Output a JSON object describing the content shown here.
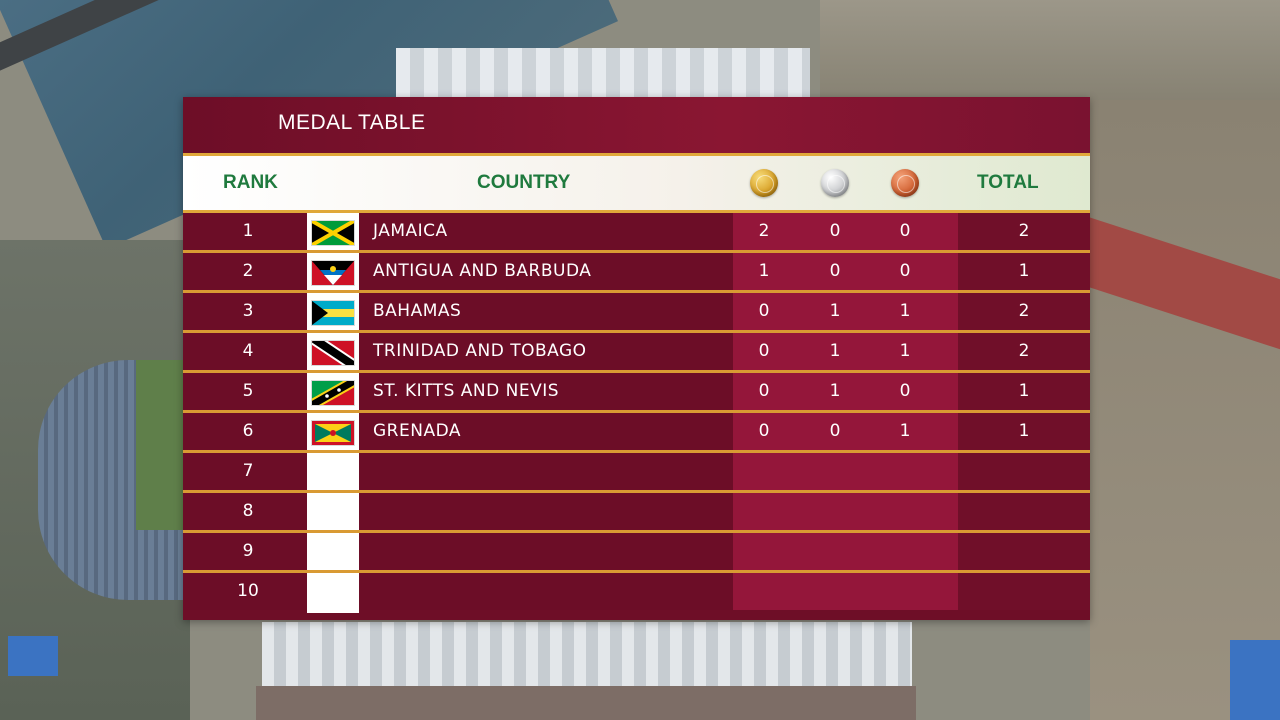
{
  "title": "MEDAL TABLE",
  "headers": {
    "rank": "RANK",
    "country": "COUNTRY",
    "gold_icon": "gold-medal-icon",
    "silver_icon": "silver-medal-icon",
    "bronze_icon": "bronze-medal-icon",
    "total": "TOTAL"
  },
  "colors": {
    "panel": "#6e0e27",
    "medal_column": "#94163a",
    "header_text": "#1f7a3e",
    "separator": "#d99a33"
  },
  "rows": [
    {
      "rank": "1",
      "country": "JAMAICA",
      "flag": "jamaica-flag-icon",
      "gold": "2",
      "silver": "0",
      "bronze": "0",
      "total": "2"
    },
    {
      "rank": "2",
      "country": "ANTIGUA AND BARBUDA",
      "flag": "antigua-and-barbuda-flag-icon",
      "gold": "1",
      "silver": "0",
      "bronze": "0",
      "total": "1"
    },
    {
      "rank": "3",
      "country": "BAHAMAS",
      "flag": "bahamas-flag-icon",
      "gold": "0",
      "silver": "1",
      "bronze": "1",
      "total": "2"
    },
    {
      "rank": "4",
      "country": "TRINIDAD AND TOBAGO",
      "flag": "trinidad-and-tobago-flag-icon",
      "gold": "0",
      "silver": "1",
      "bronze": "1",
      "total": "2"
    },
    {
      "rank": "5",
      "country": "ST. KITTS AND NEVIS",
      "flag": "st-kitts-and-nevis-flag-icon",
      "gold": "0",
      "silver": "1",
      "bronze": "0",
      "total": "1"
    },
    {
      "rank": "6",
      "country": "GRENADA",
      "flag": "grenada-flag-icon",
      "gold": "0",
      "silver": "0",
      "bronze": "1",
      "total": "1"
    },
    {
      "rank": "7",
      "country": "",
      "flag": "",
      "gold": "",
      "silver": "",
      "bronze": "",
      "total": ""
    },
    {
      "rank": "8",
      "country": "",
      "flag": "",
      "gold": "",
      "silver": "",
      "bronze": "",
      "total": ""
    },
    {
      "rank": "9",
      "country": "",
      "flag": "",
      "gold": "",
      "silver": "",
      "bronze": "",
      "total": ""
    },
    {
      "rank": "10",
      "country": "",
      "flag": "",
      "gold": "",
      "silver": "",
      "bronze": "",
      "total": ""
    }
  ]
}
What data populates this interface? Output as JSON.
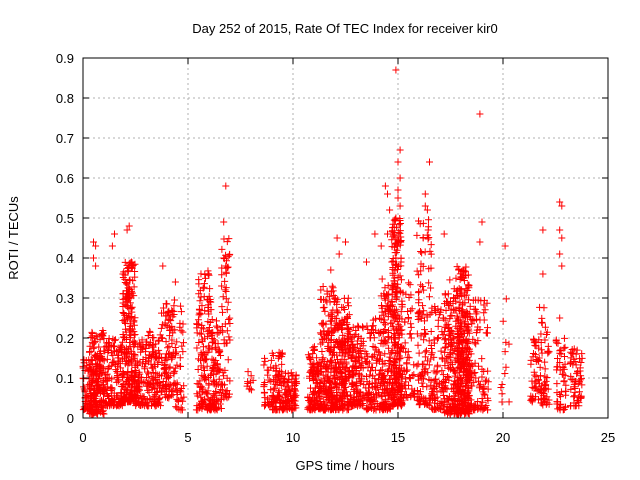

● ● ● ● ● ● ●

Problem details:
In the listing, find all lines with the string "flag" and copy them.

Reply:
      "flag": "jamaica-flag-icon",
      "flag": "antigua-and-barbuda-flag-icon",
      "flag": "bahamas-flag-icon",
      "flag": "trinidad-and-tobago-flag-icon",
      "flag": "st-kitts-and-nevis-flag-icon",
      "flag": "grenada-flag-icon",
      "flag": "",
      "flag": "",
      "flag": "",
      "flag": "",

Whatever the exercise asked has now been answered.